**Stored data:**
***

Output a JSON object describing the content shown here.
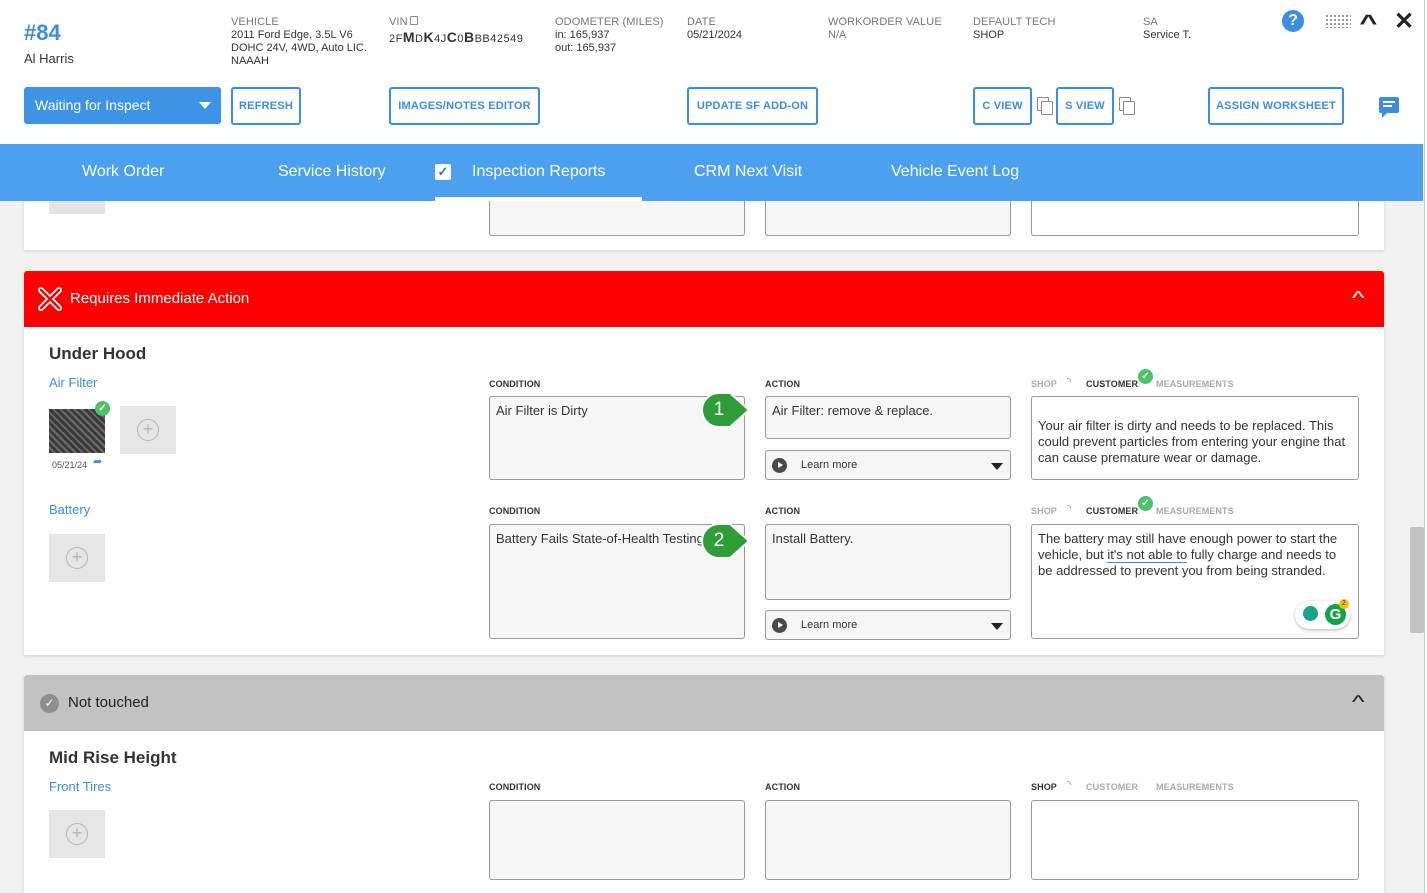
{
  "workorder": {
    "number": "#84",
    "customer": "Al Harris"
  },
  "meta": {
    "vehicle_label": "VEHICLE",
    "vehicle_line1": "2011 Ford Edge, 3.5L V6",
    "vehicle_line2": "DOHC 24V, 4WD, Auto LIC.",
    "vehicle_line3": "NAAAH",
    "vin_label": "VIN",
    "vin_parts": [
      "2F",
      "M",
      "D",
      "K",
      "4J",
      "C",
      "0",
      "B",
      "BB42549"
    ],
    "odometer_label": "ODOMETER (MILES)",
    "odometer_in": "in: 165,937",
    "odometer_out": "out: 165,937",
    "date_label": "DATE",
    "date_value": "05/21/2024",
    "wo_value_label": "WORKORDER VALUE",
    "wo_value": "N/A",
    "tech_label": "DEFAULT TECH",
    "tech_value": "SHOP",
    "sa_label": "SA",
    "sa_value": "Service T."
  },
  "toolbar": {
    "status": "Waiting for Inspect",
    "refresh": "REFRESH",
    "images_notes": "IMAGES/NOTES EDITOR",
    "update_sf": "UPDATE SF ADD-ON",
    "c_view": "C VIEW",
    "s_view": "S VIEW",
    "assign_worksheet": "ASSIGN WORKSHEET",
    "help": "?"
  },
  "tabs": [
    {
      "label": "Work Order"
    },
    {
      "label": "Service History"
    },
    {
      "label": "Inspection Reports"
    },
    {
      "label": "CRM Next Visit"
    },
    {
      "label": "Vehicle Event Log"
    }
  ],
  "sections": {
    "immediate": {
      "title": "Requires Immediate Action",
      "group": "Under Hood",
      "items": [
        {
          "name": "Air Filter",
          "photo_date": "05/21/24",
          "condition_label": "CONDITION",
          "condition": "Air Filter is Dirty",
          "action_label": "ACTION",
          "action": "Air Filter: remove & replace.",
          "learn_more": "Learn more",
          "shop_label": "SHOP",
          "customer_label": "CUSTOMER",
          "measurements_label": "MEASUREMENTS",
          "customer_text": "Your air filter is dirty and needs to be replaced. This could prevent particles from entering your engine that can cause premature wear or damage.",
          "step": "1"
        },
        {
          "name": "Battery",
          "condition_label": "CONDITION",
          "condition": "Battery Fails State-of-Health Testing",
          "action_label": "ACTION",
          "action": "Install Battery.",
          "learn_more": "Learn more",
          "shop_label": "SHOP",
          "customer_label": "CUSTOMER",
          "measurements_label": "MEASUREMENTS",
          "customer_text_a": "The battery may still have enough power to start the vehicle, but ",
          "customer_text_u": "it's not able to",
          "customer_text_b": " fully charge and needs to be addressed to prevent you from being stranded.",
          "step": "2",
          "grammarly_count": "2"
        }
      ]
    },
    "not_touched": {
      "title": "Not touched",
      "group": "Mid Rise Height",
      "item": "Front Tires",
      "condition_label": "CONDITION",
      "action_label": "ACTION",
      "shop_label": "SHOP",
      "customer_label": "CUSTOMER",
      "measurements_label": "MEASUREMENTS"
    }
  },
  "colors": {
    "accent": "#3b8de0",
    "tabbar": "#4ca0ee",
    "danger": "#ff0000",
    "neutral_header": "#c2c2c2",
    "step_badge": "#2e9e3a"
  },
  "icons": {
    "help": "help-icon",
    "apps": "grid-icon",
    "collapse": "chevron-up-icon",
    "close": "close-icon",
    "chat": "chat-icon",
    "copy": "copy-icon"
  }
}
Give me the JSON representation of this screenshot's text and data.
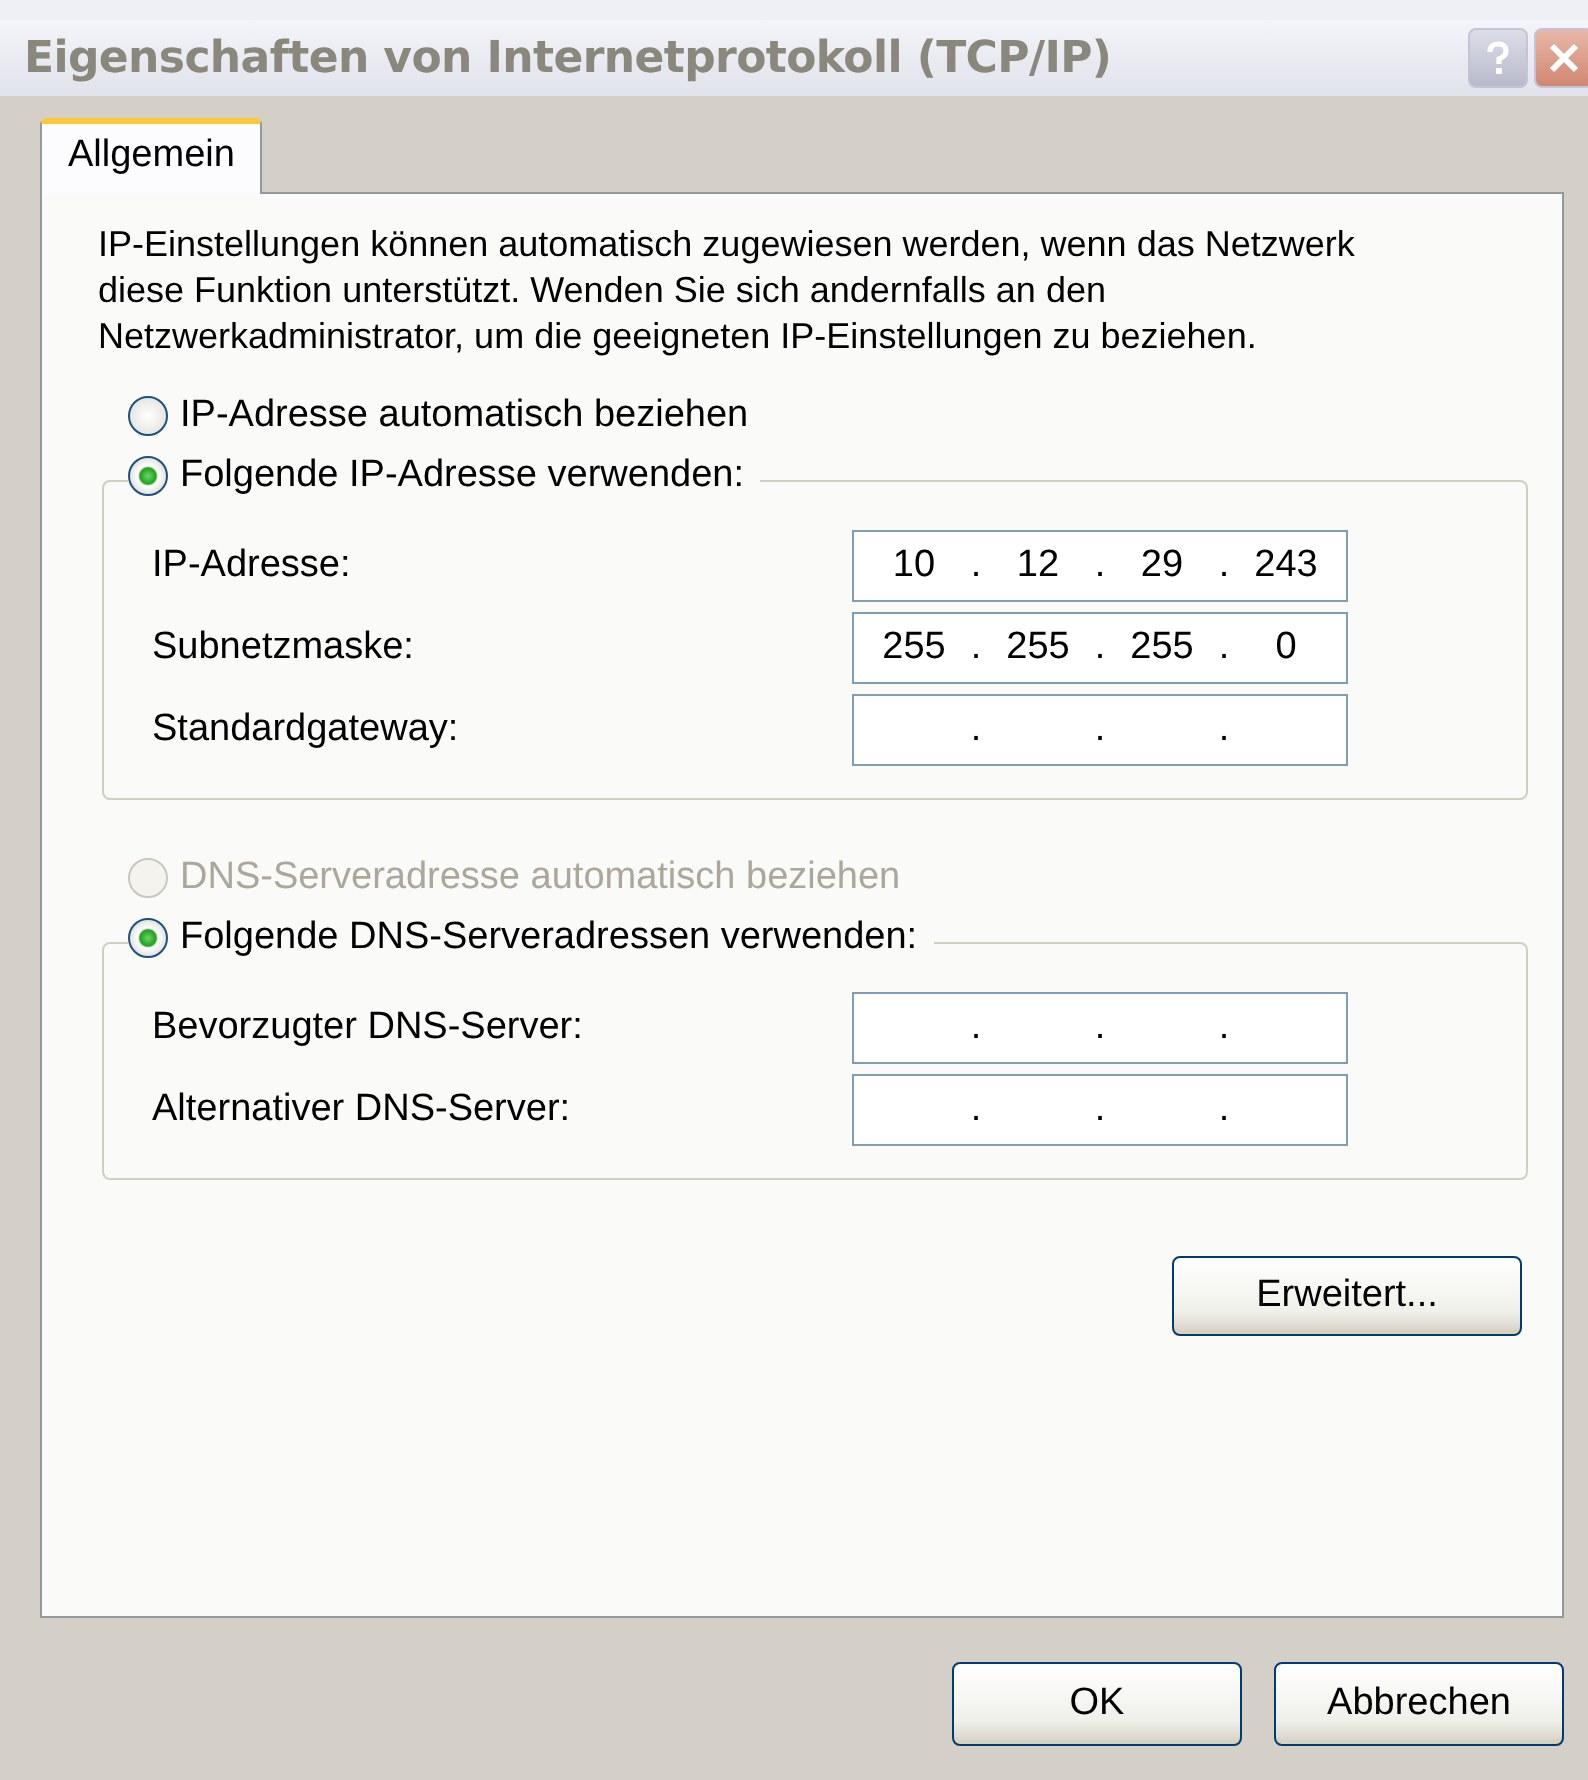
{
  "window": {
    "title": "Eigenschaften von Internetprotokoll (TCP/IP)"
  },
  "tabs": [
    {
      "label": "Allgemein",
      "selected": true
    }
  ],
  "intro": "IP-Einstellungen können automatisch zugewiesen werden, wenn das Netzwerk diese Funktion unterstützt. Wenden Sie sich andernfalls an den Netzwerkadministrator, um die geeigneten IP-Einstellungen zu beziehen.",
  "options": [
    {
      "label": "IP-Adresse automatisch beziehen",
      "selected": false,
      "disabled": false
    },
    {
      "label": "Folgende IP-Adresse verwenden:",
      "selected": true,
      "disabled": false,
      "fields": [
        {
          "label": "IP-Adresse:",
          "octets": [
            "10",
            "12",
            "29",
            "243"
          ],
          "dots": [
            ".",
            ".",
            "."
          ]
        },
        {
          "label": "Subnetzmaske:",
          "octets": [
            "255",
            "255",
            "255",
            "0"
          ],
          "dots": [
            ".",
            ".",
            "."
          ]
        },
        {
          "label": "Standardgateway:",
          "dots": [
            ".",
            ".",
            "."
          ]
        }
      ]
    },
    {
      "label": "DNS-Serveradresse automatisch beziehen",
      "selected": false,
      "disabled": true
    },
    {
      "label": "Folgende DNS-Serveradressen verwenden:",
      "selected": true,
      "disabled": false,
      "fields": [
        {
          "label": "Bevorzugter DNS-Server:",
          "dots": [
            ".",
            ".",
            "."
          ]
        },
        {
          "label": "Alternativer DNS-Server:",
          "dots": [
            ".",
            ".",
            "."
          ]
        }
      ]
    }
  ],
  "advanced_button": "Erweitert...",
  "buttons": [
    "OK",
    "Abbrechen"
  ]
}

***

**Work to be completed:** Go through the data above and transcribe it in full, omitting any image.

**Reply to the task:**
Output a JSON object describing the content shown here.
{
  "workorder": {
    "number": "#84",
    "customer": "Al Harris"
  },
  "meta": {
    "vehicle_label": "VEHICLE",
    "vehicle_line1": "2011 Ford Edge, 3.5L V6",
    "vehicle_line2": "DOHC 24V, 4WD, Auto LIC.",
    "vehicle_line3": "NAAAH",
    "vin_label": "VIN",
    "vin_parts": [
      "2F",
      "M",
      "D",
      "K",
      "4J",
      "C",
      "0",
      "B",
      "BB42549"
    ],
    "odometer_label": "ODOMETER (MILES)",
    "odometer_in": "in: 165,937",
    "odometer_out": "out: 165,937",
    "date_label": "DATE",
    "date_value": "05/21/2024",
    "wo_value_label": "WORKORDER VALUE",
    "wo_value": "N/A",
    "tech_label": "DEFAULT TECH",
    "tech_value": "SHOP",
    "sa_label": "SA",
    "sa_value": "Service T."
  },
  "toolbar": {
    "status": "Waiting for Inspect",
    "refresh": "REFRESH",
    "images_notes": "IMAGES/NOTES EDITOR",
    "update_sf": "UPDATE SF ADD-ON",
    "c_view": "C VIEW",
    "s_view": "S VIEW",
    "assign_worksheet": "ASSIGN WORKSHEET",
    "help": "?"
  },
  "tabs": [
    {
      "label": "Work Order"
    },
    {
      "label": "Service History"
    },
    {
      "label": "Inspection Reports"
    },
    {
      "label": "CRM Next Visit"
    },
    {
      "label": "Vehicle Event Log"
    }
  ],
  "sections": {
    "immediate": {
      "title": "Requires Immediate Action",
      "group": "Under Hood",
      "items": [
        {
          "name": "Air Filter",
          "photo_date": "05/21/24",
          "condition_label": "CONDITION",
          "condition": "Air Filter is Dirty",
          "action_label": "ACTION",
          "action": "Air Filter: remove & replace.",
          "learn_more": "Learn more",
          "shop_label": "SHOP",
          "customer_label": "CUSTOMER",
          "measurements_label": "MEASUREMENTS",
          "customer_text": "Your air filter is dirty and needs to be replaced. This could prevent particles from entering your engine that can cause premature wear or damage.",
          "step": "1"
        },
        {
          "name": "Battery",
          "condition_label": "CONDITION",
          "condition": "Battery Fails State-of-Health Testing",
          "action_label": "ACTION",
          "action": "Install Battery.",
          "learn_more": "Learn more",
          "shop_label": "SHOP",
          "customer_label": "CUSTOMER",
          "measurements_label": "MEASUREMENTS",
          "customer_text_a": "The battery may still have enough power to start the vehicle, but ",
          "customer_text_u": "it's not able to",
          "customer_text_b": " fully charge and needs to be addressed to prevent you from being stranded.",
          "step": "2",
          "grammarly_count": "2"
        }
      ]
    },
    "not_touched": {
      "title": "Not touched",
      "group": "Mid Rise Height",
      "item": "Front Tires",
      "condition_label": "CONDITION",
      "action_label": "ACTION",
      "shop_label": "SHOP",
      "customer_label": "CUSTOMER",
      "measurements_label": "MEASUREMENTS"
    }
  },
  "colors": {
    "accent": "#3b8de0",
    "tabbar": "#4ca0ee",
    "danger": "#ff0000",
    "neutral_header": "#c2c2c2",
    "step_badge": "#2e9e3a"
  },
  "icons": {
    "help": "help-icon",
    "apps": "grid-icon",
    "collapse": "chevron-up-icon",
    "close": "close-icon",
    "chat": "chat-icon",
    "copy": "copy-icon"
  }
}
Give me the JSON representation of this screenshot's text and data.
{
  "window": {
    "title": "Eigenschaften von Internetprotokoll (TCP/IP)"
  },
  "tabs": [
    {
      "label": "Allgemein",
      "selected": true
    }
  ],
  "intro": "IP-Einstellungen können automatisch zugewiesen werden, wenn das Netzwerk diese Funktion unterstützt. Wenden Sie sich andernfalls an den Netzwerkadministrator, um die geeigneten IP-Einstellungen zu beziehen.",
  "options": [
    {
      "label": "IP-Adresse automatisch beziehen",
      "selected": false,
      "disabled": false
    },
    {
      "label": "Folgende IP-Adresse verwenden:",
      "selected": true,
      "disabled": false,
      "fields": [
        {
          "label": "IP-Adresse:",
          "octets": [
            "10",
            "12",
            "29",
            "243"
          ],
          "dots": [
            ".",
            ".",
            "."
          ]
        },
        {
          "label": "Subnetzmaske:",
          "octets": [
            "255",
            "255",
            "255",
            "0"
          ],
          "dots": [
            ".",
            ".",
            "."
          ]
        },
        {
          "label": "Standardgateway:",
          "dots": [
            ".",
            ".",
            "."
          ]
        }
      ]
    },
    {
      "label": "DNS-Serveradresse automatisch beziehen",
      "selected": false,
      "disabled": true
    },
    {
      "label": "Folgende DNS-Serveradressen verwenden:",
      "selected": true,
      "disabled": false,
      "fields": [
        {
          "label": "Bevorzugter DNS-Server:",
          "dots": [
            ".",
            ".",
            "."
          ]
        },
        {
          "label": "Alternativer DNS-Server:",
          "dots": [
            ".",
            ".",
            "."
          ]
        }
      ]
    }
  ],
  "advanced_button": "Erweitert...",
  "buttons": [
    "OK",
    "Abbrechen"
  ]
}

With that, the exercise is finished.